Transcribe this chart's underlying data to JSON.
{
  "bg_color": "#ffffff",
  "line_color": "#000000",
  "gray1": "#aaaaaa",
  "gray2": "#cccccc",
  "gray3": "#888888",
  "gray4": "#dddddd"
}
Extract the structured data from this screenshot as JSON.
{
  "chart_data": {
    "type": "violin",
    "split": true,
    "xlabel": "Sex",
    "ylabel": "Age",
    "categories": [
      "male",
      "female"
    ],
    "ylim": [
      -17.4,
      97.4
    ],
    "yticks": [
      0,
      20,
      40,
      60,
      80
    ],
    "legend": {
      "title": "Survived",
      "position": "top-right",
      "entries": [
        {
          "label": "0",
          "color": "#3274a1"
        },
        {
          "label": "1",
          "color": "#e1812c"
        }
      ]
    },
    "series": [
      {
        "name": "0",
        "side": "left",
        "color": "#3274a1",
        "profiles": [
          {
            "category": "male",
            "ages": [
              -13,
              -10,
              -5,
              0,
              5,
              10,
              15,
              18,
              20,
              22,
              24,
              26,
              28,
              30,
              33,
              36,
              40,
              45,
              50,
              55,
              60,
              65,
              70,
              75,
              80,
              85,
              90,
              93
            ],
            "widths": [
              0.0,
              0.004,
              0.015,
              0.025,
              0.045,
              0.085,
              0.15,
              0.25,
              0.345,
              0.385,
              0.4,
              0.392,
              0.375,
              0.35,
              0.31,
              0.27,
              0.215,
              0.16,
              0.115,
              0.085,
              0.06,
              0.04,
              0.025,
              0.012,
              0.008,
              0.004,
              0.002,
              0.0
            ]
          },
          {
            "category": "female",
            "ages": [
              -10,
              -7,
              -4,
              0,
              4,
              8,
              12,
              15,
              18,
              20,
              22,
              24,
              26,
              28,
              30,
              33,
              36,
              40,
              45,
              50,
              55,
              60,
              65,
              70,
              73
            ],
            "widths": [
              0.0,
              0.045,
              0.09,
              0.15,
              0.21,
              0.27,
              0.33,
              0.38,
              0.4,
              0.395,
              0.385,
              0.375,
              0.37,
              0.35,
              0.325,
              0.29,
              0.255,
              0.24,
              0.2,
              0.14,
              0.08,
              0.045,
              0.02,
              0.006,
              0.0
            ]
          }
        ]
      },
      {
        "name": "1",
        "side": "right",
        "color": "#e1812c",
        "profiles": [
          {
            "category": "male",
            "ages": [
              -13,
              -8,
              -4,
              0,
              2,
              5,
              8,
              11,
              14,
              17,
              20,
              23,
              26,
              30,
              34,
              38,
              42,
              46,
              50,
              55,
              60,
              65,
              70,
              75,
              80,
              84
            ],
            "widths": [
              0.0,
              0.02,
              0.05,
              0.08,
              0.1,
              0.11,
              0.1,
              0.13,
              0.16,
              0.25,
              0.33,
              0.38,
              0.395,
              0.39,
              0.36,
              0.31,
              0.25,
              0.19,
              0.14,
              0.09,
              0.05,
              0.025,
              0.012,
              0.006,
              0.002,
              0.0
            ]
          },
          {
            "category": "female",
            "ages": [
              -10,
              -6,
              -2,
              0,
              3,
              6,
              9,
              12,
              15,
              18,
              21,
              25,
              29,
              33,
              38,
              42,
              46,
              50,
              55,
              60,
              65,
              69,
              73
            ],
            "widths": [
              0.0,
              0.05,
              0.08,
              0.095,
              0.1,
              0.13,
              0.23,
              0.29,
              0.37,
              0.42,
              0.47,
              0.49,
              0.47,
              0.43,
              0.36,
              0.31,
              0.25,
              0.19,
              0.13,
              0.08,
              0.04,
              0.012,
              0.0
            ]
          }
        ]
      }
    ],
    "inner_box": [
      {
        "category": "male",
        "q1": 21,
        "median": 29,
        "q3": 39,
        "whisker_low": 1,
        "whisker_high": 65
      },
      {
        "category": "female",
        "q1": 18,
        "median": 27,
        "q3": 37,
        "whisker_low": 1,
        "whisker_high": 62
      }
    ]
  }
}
--- --- ---
== EXERCISE ==
Repeat each of the entries above precisely as given.

== SOLUTION ==
Transcribe this chart's underlying data to JSON.
{
  "bg_color": "#ffffff",
  "line_color": "#000000",
  "gray1": "#aaaaaa",
  "gray2": "#cccccc",
  "gray3": "#888888",
  "gray4": "#dddddd"
}
Extract the structured data from this screenshot as JSON.
{
  "chart_data": {
    "type": "violin",
    "split": true,
    "xlabel": "Sex",
    "ylabel": "Age",
    "categories": [
      "male",
      "female"
    ],
    "ylim": [
      -17.4,
      97.4
    ],
    "yticks": [
      0,
      20,
      40,
      60,
      80
    ],
    "legend": {
      "title": "Survived",
      "position": "top-right",
      "entries": [
        {
          "label": "0",
          "color": "#3274a1"
        },
        {
          "label": "1",
          "color": "#e1812c"
        }
      ]
    },
    "series": [
      {
        "name": "0",
        "side": "left",
        "color": "#3274a1",
        "profiles": [
          {
            "category": "male",
            "ages": [
              -13,
              -10,
              -5,
              0,
              5,
              10,
              15,
              18,
              20,
              22,
              24,
              26,
              28,
              30,
              33,
              36,
              40,
              45,
              50,
              55,
              60,
              65,
              70,
              75,
              80,
              85,
              90,
              93
            ],
            "widths": [
              0.0,
              0.004,
              0.015,
              0.025,
              0.045,
              0.085,
              0.15,
              0.25,
              0.345,
              0.385,
              0.4,
              0.392,
              0.375,
              0.35,
              0.31,
              0.27,
              0.215,
              0.16,
              0.115,
              0.085,
              0.06,
              0.04,
              0.025,
              0.012,
              0.008,
              0.004,
              0.002,
              0.0
            ]
          },
          {
            "category": "female",
            "ages": [
              -10,
              -7,
              -4,
              0,
              4,
              8,
              12,
              15,
              18,
              20,
              22,
              24,
              26,
              28,
              30,
              33,
              36,
              40,
              45,
              50,
              55,
              60,
              65,
              70,
              73
            ],
            "widths": [
              0.0,
              0.045,
              0.09,
              0.15,
              0.21,
              0.27,
              0.33,
              0.38,
              0.4,
              0.395,
              0.385,
              0.375,
              0.37,
              0.35,
              0.325,
              0.29,
              0.255,
              0.24,
              0.2,
              0.14,
              0.08,
              0.045,
              0.02,
              0.006,
              0.0
            ]
          }
        ]
      },
      {
        "name": "1",
        "side": "right",
        "color": "#e1812c",
        "profiles": [
          {
            "category": "male",
            "ages": [
              -13,
              -8,
              -4,
              0,
              2,
              5,
              8,
              11,
              14,
              17,
              20,
              23,
              26,
              30,
              34,
              38,
              42,
              46,
              50,
              55,
              60,
              65,
              70,
              75,
              80,
              84
            ],
            "widths": [
              0.0,
              0.02,
              0.05,
              0.08,
              0.1,
              0.11,
              0.1,
              0.13,
              0.16,
              0.25,
              0.33,
              0.38,
              0.395,
              0.39,
              0.36,
              0.31,
              0.25,
              0.19,
              0.14,
              0.09,
              0.05,
              0.025,
              0.012,
              0.006,
              0.002,
              0.0
            ]
          },
          {
            "category": "female",
            "ages": [
              -10,
              -6,
              -2,
              0,
              3,
              6,
              9,
              12,
              15,
              18,
              21,
              25,
              29,
              33,
              38,
              42,
              46,
              50,
              55,
              60,
              65,
              69,
              73
            ],
            "widths": [
              0.0,
              0.05,
              0.08,
              0.095,
              0.1,
              0.13,
              0.23,
              0.29,
              0.37,
              0.42,
              0.47,
              0.49,
              0.47,
              0.43,
              0.36,
              0.31,
              0.25,
              0.19,
              0.13,
              0.08,
              0.04,
              0.012,
              0.0
            ]
          }
        ]
      }
    ],
    "inner_box": [
      {
        "category": "male",
        "q1": 21,
        "median": 29,
        "q3": 39,
        "whisker_low": 1,
        "whisker_high": 65
      },
      {
        "category": "female",
        "q1": 18,
        "median": 27,
        "q3": 37,
        "whisker_low": 1,
        "whisker_high": 62
      }
    ]
  }
}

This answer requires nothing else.